| TASK INSTRUCTIONS |
Gather up the lines with the word "диска" in them.

| Stored data |
───

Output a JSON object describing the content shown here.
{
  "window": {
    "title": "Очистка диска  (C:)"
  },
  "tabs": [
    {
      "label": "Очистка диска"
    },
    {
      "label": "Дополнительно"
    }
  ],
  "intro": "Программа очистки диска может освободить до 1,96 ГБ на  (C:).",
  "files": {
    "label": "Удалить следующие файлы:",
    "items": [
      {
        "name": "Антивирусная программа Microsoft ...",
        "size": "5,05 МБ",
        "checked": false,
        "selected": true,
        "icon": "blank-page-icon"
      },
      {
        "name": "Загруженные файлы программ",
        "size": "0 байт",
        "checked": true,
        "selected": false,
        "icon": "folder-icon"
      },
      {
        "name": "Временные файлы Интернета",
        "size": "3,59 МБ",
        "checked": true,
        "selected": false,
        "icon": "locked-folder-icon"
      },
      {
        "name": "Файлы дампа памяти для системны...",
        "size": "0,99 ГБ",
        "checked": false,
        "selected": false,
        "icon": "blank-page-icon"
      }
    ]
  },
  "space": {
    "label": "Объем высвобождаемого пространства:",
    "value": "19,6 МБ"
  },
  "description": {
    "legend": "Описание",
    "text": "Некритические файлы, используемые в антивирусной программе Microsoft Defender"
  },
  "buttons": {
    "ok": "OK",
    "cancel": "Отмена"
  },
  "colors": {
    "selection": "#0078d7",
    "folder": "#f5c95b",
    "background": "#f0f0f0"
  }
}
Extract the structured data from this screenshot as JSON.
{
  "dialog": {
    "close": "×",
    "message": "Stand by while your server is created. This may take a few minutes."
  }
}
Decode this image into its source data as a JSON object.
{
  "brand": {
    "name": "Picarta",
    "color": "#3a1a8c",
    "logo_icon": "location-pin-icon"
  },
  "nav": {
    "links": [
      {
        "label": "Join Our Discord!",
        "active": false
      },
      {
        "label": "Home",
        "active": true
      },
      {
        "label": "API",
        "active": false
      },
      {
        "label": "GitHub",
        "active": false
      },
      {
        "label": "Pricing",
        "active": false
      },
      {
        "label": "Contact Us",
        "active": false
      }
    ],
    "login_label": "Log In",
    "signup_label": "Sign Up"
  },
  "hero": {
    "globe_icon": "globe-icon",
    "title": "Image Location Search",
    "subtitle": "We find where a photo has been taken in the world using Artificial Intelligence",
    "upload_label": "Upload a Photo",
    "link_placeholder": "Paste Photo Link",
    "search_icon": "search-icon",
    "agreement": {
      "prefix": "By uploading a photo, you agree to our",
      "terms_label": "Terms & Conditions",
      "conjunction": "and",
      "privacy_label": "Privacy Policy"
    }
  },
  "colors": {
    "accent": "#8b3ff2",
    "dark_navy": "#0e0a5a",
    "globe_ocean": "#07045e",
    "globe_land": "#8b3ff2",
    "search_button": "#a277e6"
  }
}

───

| RESULT BELOW |
    "title": "Очистка диска  (C:)"
      "label": "Очистка диска"
  "intro": "Программа очистки диска может освободить до 1,96 ГБ на  (C:).",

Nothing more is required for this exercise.